■ Task
Write out every line of the material as it stands, apart from the pictures.

Stored records
———

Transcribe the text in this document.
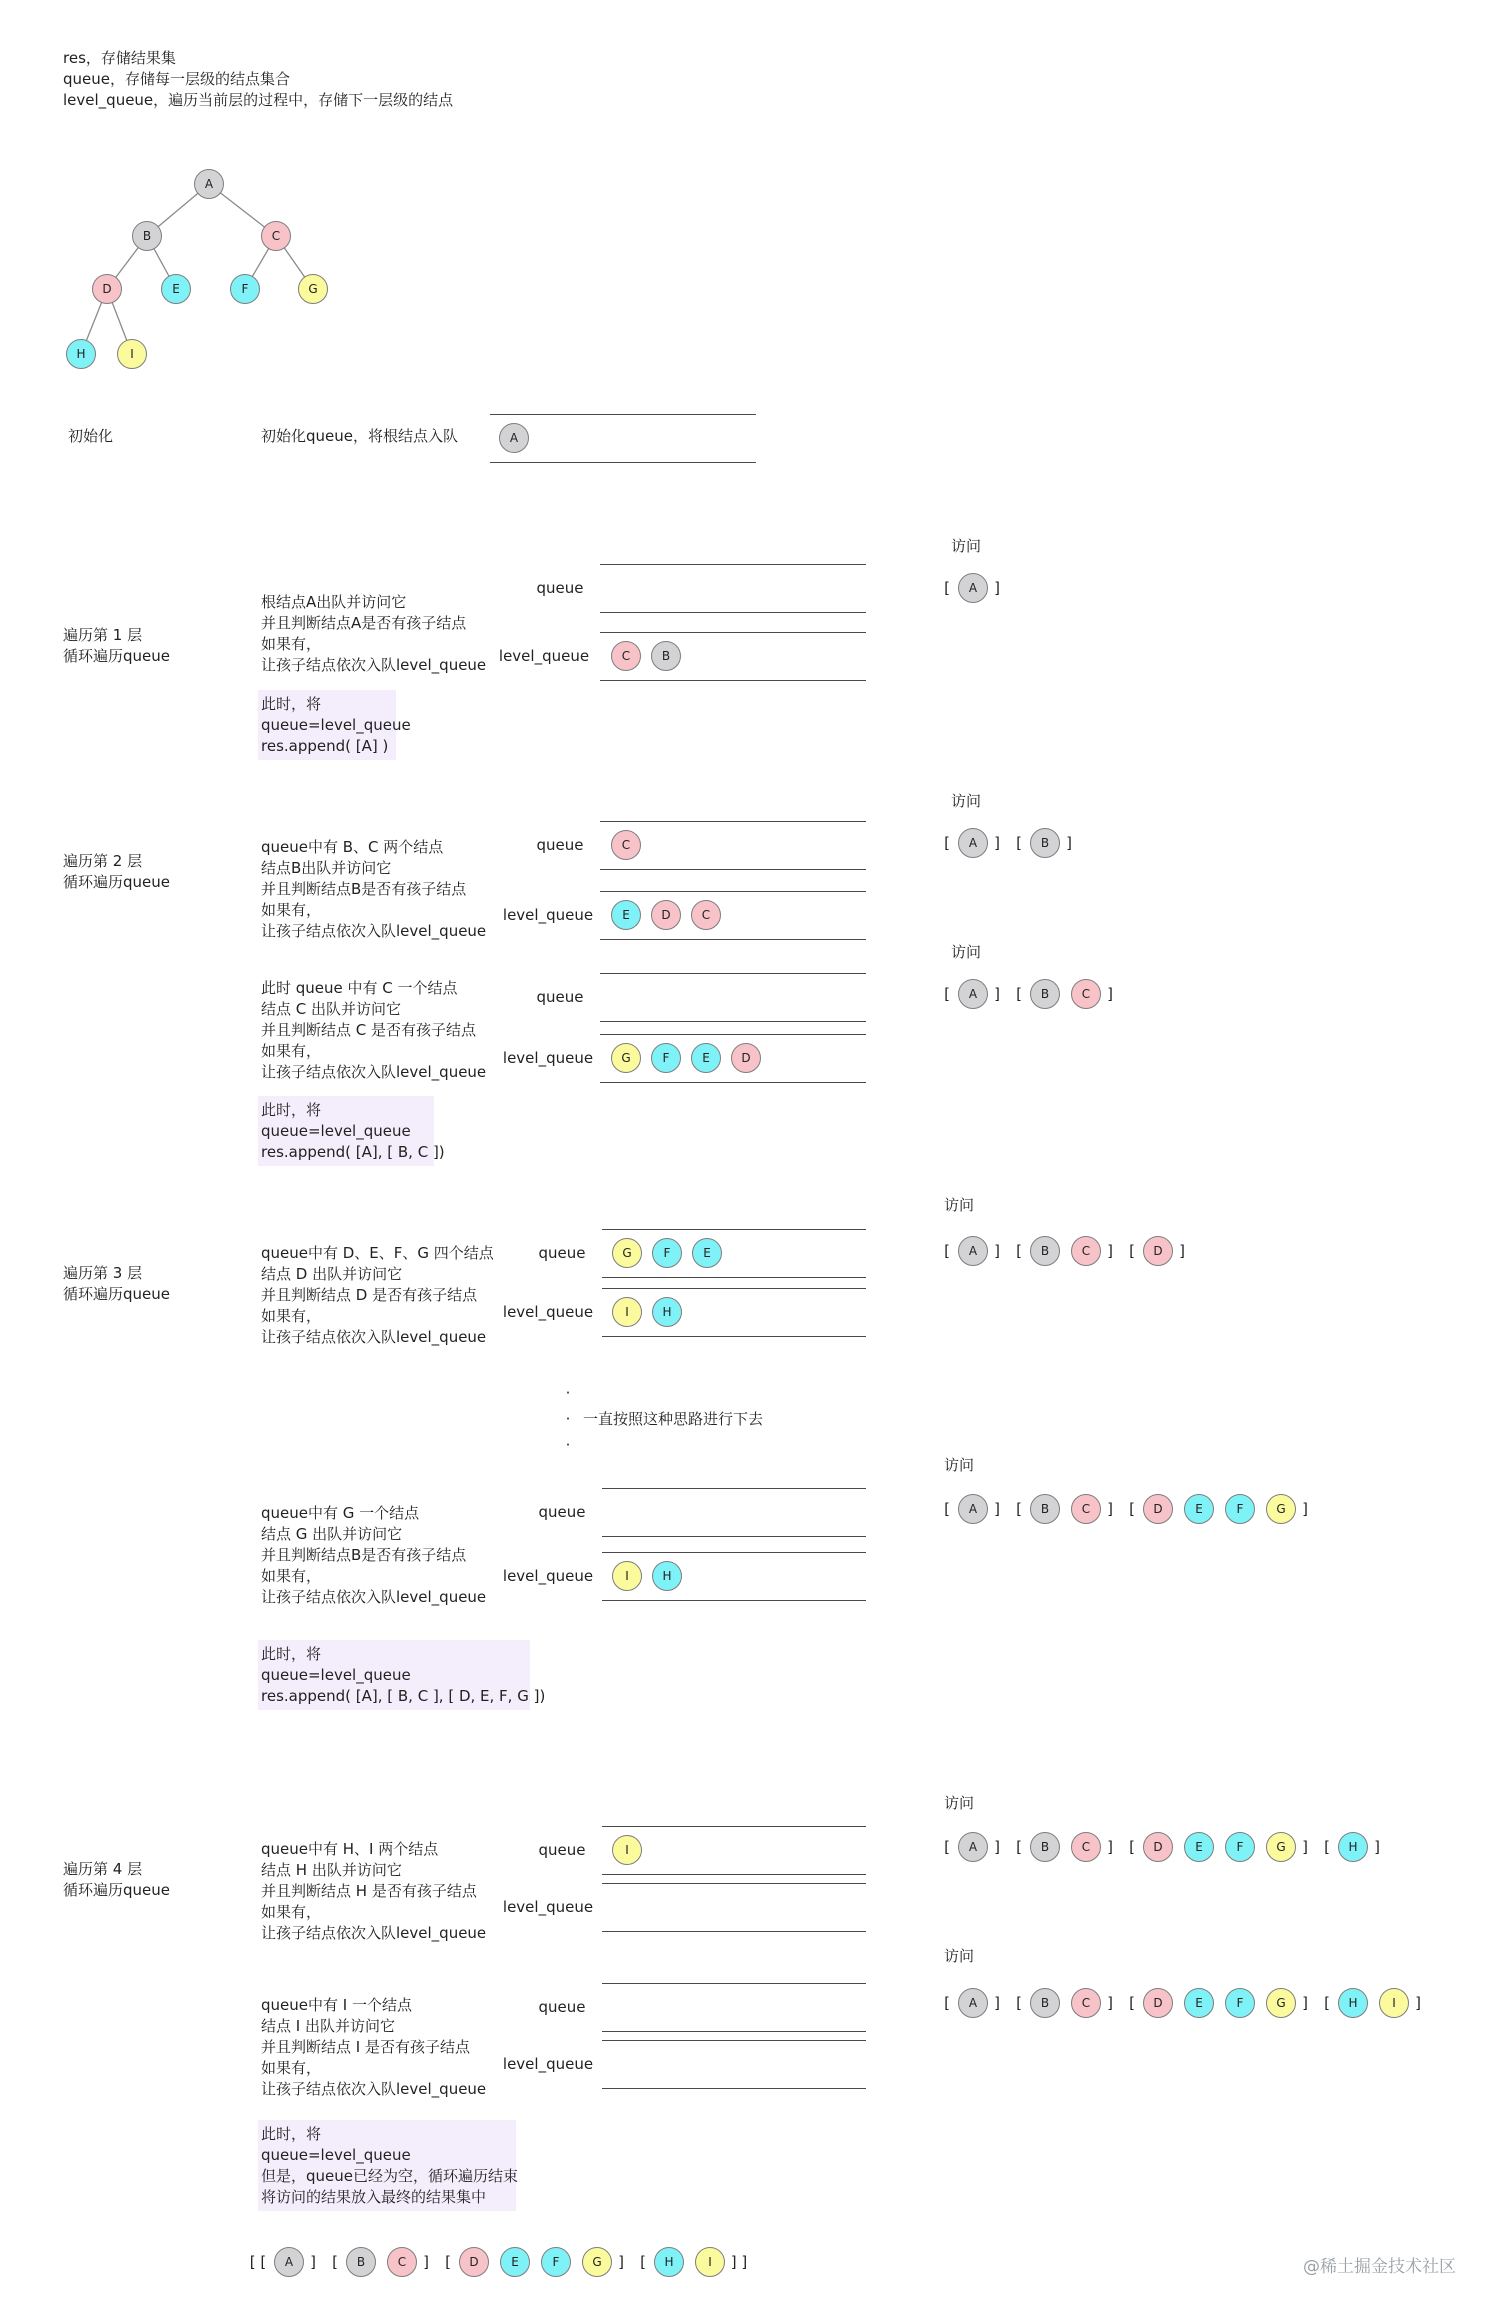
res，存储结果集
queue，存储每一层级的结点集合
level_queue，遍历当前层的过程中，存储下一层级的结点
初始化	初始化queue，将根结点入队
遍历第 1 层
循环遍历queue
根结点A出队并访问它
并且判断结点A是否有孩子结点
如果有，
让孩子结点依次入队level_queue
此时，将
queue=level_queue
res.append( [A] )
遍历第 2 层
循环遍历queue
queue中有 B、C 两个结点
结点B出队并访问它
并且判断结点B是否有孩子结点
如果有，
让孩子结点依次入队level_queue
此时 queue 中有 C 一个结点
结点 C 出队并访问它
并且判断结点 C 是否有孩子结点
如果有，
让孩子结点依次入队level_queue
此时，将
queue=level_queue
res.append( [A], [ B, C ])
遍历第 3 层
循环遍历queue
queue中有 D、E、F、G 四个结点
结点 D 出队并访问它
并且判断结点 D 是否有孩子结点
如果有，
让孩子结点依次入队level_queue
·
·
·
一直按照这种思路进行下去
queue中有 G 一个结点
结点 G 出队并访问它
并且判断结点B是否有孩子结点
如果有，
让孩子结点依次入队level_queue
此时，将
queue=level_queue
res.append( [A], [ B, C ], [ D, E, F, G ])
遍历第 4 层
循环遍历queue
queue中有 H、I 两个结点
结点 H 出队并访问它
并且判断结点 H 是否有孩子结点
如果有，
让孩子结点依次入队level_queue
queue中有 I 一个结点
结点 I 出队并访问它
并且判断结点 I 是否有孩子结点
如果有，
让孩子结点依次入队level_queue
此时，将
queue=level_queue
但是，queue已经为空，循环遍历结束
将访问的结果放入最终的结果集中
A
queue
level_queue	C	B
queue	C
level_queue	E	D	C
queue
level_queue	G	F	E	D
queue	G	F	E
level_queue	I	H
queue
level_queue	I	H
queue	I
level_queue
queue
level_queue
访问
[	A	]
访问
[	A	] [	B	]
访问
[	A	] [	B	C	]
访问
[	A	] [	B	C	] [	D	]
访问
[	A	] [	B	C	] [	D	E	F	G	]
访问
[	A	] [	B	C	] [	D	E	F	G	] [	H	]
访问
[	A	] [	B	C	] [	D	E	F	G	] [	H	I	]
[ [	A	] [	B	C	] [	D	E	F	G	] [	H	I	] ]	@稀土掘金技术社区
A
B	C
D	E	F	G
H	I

———

■ The completed task
Transcribe the text in this document.
res，存储结果集
queue，存储每一层级的结点集合
level_queue，遍历当前层的过程中，存储下一层级的结点
初始化	初始化queue，将根结点入队
遍历第 1 层
循环遍历queue
根结点A出队并访问它
并且判断结点A是否有孩子结点
如果有，
让孩子结点依次入队level_queue
此时，将
queue=level_queue
res.append( [A] )
遍历第 2 层
循环遍历queue
queue中有 B、C 两个结点
结点B出队并访问它
并且判断结点B是否有孩子结点
如果有，
让孩子结点依次入队level_queue
此时 queue 中有 C 一个结点
结点 C 出队并访问它
并且判断结点 C 是否有孩子结点
如果有，
让孩子结点依次入队level_queue
此时，将
queue=level_queue
res.append( [A], [ B, C ])
遍历第 3 层
循环遍历queue
queue中有 D、E、F、G 四个结点
结点 D 出队并访问它
并且判断结点 D 是否有孩子结点
如果有，
让孩子结点依次入队level_queue
·
·
·
一直按照这种思路进行下去
queue中有 G 一个结点
结点 G 出队并访问它
并且判断结点B是否有孩子结点
如果有，
让孩子结点依次入队level_queue
此时，将
queue=level_queue
res.append( [A], [ B, C ], [ D, E, F, G ])
遍历第 4 层
循环遍历queue
queue中有 H、I 两个结点
结点 H 出队并访问它
并且判断结点 H 是否有孩子结点
如果有，
让孩子结点依次入队level_queue
queue中有 I 一个结点
结点 I 出队并访问它
并且判断结点 I 是否有孩子结点
如果有，
让孩子结点依次入队level_queue
此时，将
queue=level_queue
但是，queue已经为空，循环遍历结束
将访问的结果放入最终的结果集中
A
queue
level_queue	C	B
queue	C
level_queue	E	D	C
queue
level_queue	G	F	E	D
queue	G	F	E
level_queue	I	H
queue
level_queue	I	H
queue	I
level_queue
queue
level_queue
访问
[	A	]
访问
[	A	] [	B	]
访问
[	A	] [	B	C	]
访问
[	A	] [	B	C	] [	D	]
访问
[	A	] [	B	C	] [	D	E	F	G	]
访问
[	A	] [	B	C	] [	D	E	F	G	] [	H	]
访问
[	A	] [	B	C	] [	D	E	F	G	] [	H	I	]
[ [	A	] [	B	C	] [	D	E	F	G	] [	H	I	] ]	@稀土掘金技术社区
A
B	C
D	E	F	G
H	I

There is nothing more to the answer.